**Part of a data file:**
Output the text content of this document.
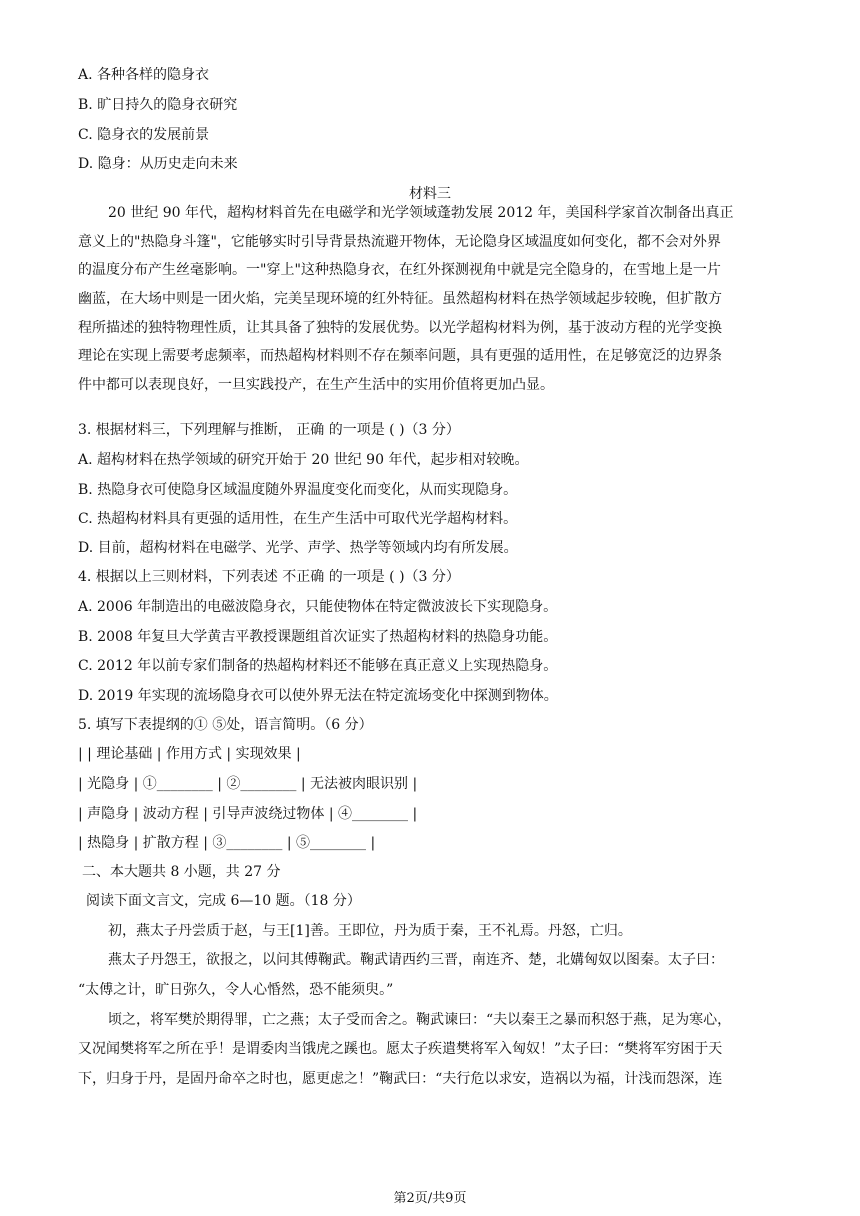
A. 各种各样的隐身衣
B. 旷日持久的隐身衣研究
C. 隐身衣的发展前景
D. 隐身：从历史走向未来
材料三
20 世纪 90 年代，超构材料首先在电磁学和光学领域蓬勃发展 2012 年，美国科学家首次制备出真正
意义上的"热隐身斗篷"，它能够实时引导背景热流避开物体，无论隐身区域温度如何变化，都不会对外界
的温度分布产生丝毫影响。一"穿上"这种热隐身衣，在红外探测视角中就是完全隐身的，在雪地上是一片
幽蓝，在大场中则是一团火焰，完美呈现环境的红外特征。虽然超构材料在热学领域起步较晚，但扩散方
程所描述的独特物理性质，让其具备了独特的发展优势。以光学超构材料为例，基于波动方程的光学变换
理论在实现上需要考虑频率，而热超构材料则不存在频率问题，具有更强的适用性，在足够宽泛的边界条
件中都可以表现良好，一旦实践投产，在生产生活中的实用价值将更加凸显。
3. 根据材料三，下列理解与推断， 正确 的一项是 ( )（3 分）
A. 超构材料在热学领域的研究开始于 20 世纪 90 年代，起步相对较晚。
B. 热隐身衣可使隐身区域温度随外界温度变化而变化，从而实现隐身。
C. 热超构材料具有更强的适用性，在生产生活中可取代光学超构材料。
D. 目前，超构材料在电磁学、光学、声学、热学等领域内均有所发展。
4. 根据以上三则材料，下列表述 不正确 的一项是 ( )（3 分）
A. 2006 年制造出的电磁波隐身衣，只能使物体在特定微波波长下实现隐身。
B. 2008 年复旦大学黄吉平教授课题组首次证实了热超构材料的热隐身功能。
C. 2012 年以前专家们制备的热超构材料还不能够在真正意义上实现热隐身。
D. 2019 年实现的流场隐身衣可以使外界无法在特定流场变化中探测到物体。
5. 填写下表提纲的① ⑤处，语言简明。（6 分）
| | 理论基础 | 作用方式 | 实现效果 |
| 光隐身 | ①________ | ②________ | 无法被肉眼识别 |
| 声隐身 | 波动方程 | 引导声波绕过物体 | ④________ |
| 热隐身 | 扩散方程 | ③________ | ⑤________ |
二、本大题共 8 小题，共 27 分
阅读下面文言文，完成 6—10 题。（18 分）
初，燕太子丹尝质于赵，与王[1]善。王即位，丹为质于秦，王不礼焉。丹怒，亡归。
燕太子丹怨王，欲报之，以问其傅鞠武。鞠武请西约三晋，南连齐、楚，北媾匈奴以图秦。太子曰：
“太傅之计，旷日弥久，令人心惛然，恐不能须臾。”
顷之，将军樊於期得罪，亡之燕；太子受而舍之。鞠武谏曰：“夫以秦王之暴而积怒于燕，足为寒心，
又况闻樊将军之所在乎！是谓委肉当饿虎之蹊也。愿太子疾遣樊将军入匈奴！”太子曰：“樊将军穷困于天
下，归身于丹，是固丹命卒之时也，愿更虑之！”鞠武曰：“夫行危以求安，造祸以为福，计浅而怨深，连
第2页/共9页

**Exercise objective:**
Write out the full listing verbatim, excluding its pictures.

**Solution to the problem:**
Output the text content of this document.
A. 各种各样的隐身衣
B. 旷日持久的隐身衣研究
C. 隐身衣的发展前景
D. 隐身：从历史走向未来
材料三
20 世纪 90 年代，超构材料首先在电磁学和光学领域蓬勃发展 2012 年，美国科学家首次制备出真正
意义上的"热隐身斗篷"，它能够实时引导背景热流避开物体，无论隐身区域温度如何变化，都不会对外界
的温度分布产生丝毫影响。一"穿上"这种热隐身衣，在红外探测视角中就是完全隐身的，在雪地上是一片
幽蓝，在大场中则是一团火焰，完美呈现环境的红外特征。虽然超构材料在热学领域起步较晚，但扩散方
程所描述的独特物理性质，让其具备了独特的发展优势。以光学超构材料为例，基于波动方程的光学变换
理论在实现上需要考虑频率，而热超构材料则不存在频率问题，具有更强的适用性，在足够宽泛的边界条
件中都可以表现良好，一旦实践投产，在生产生活中的实用价值将更加凸显。
3. 根据材料三，下列理解与推断， 正确 的一项是 ( )（3 分）
A. 超构材料在热学领域的研究开始于 20 世纪 90 年代，起步相对较晚。
B. 热隐身衣可使隐身区域温度随外界温度变化而变化，从而实现隐身。
C. 热超构材料具有更强的适用性，在生产生活中可取代光学超构材料。
D. 目前，超构材料在电磁学、光学、声学、热学等领域内均有所发展。
4. 根据以上三则材料，下列表述 不正确 的一项是 ( )（3 分）
A. 2006 年制造出的电磁波隐身衣，只能使物体在特定微波波长下实现隐身。
B. 2008 年复旦大学黄吉平教授课题组首次证实了热超构材料的热隐身功能。
C. 2012 年以前专家们制备的热超构材料还不能够在真正意义上实现热隐身。
D. 2019 年实现的流场隐身衣可以使外界无法在特定流场变化中探测到物体。
5. 填写下表提纲的① ⑤处，语言简明。（6 分）
| | 理论基础 | 作用方式 | 实现效果 |
| 光隐身 | ①________ | ②________ | 无法被肉眼识别 |
| 声隐身 | 波动方程 | 引导声波绕过物体 | ④________ |
| 热隐身 | 扩散方程 | ③________ | ⑤________ |
二、本大题共 8 小题，共 27 分
阅读下面文言文，完成 6—10 题。（18 分）
初，燕太子丹尝质于赵，与王[1]善。王即位，丹为质于秦，王不礼焉。丹怒，亡归。
燕太子丹怨王，欲报之，以问其傅鞠武。鞠武请西约三晋，南连齐、楚，北媾匈奴以图秦。太子曰：
“太傅之计，旷日弥久，令人心惛然，恐不能须臾。”
顷之，将军樊於期得罪，亡之燕；太子受而舍之。鞠武谏曰：“夫以秦王之暴而积怒于燕，足为寒心，
又况闻樊将军之所在乎！是谓委肉当饿虎之蹊也。愿太子疾遣樊将军入匈奴！”太子曰：“樊将军穷困于天
下，归身于丹，是固丹命卒之时也，愿更虑之！”鞠武曰：“夫行危以求安，造祸以为福，计浅而怨深，连
第2页/共9页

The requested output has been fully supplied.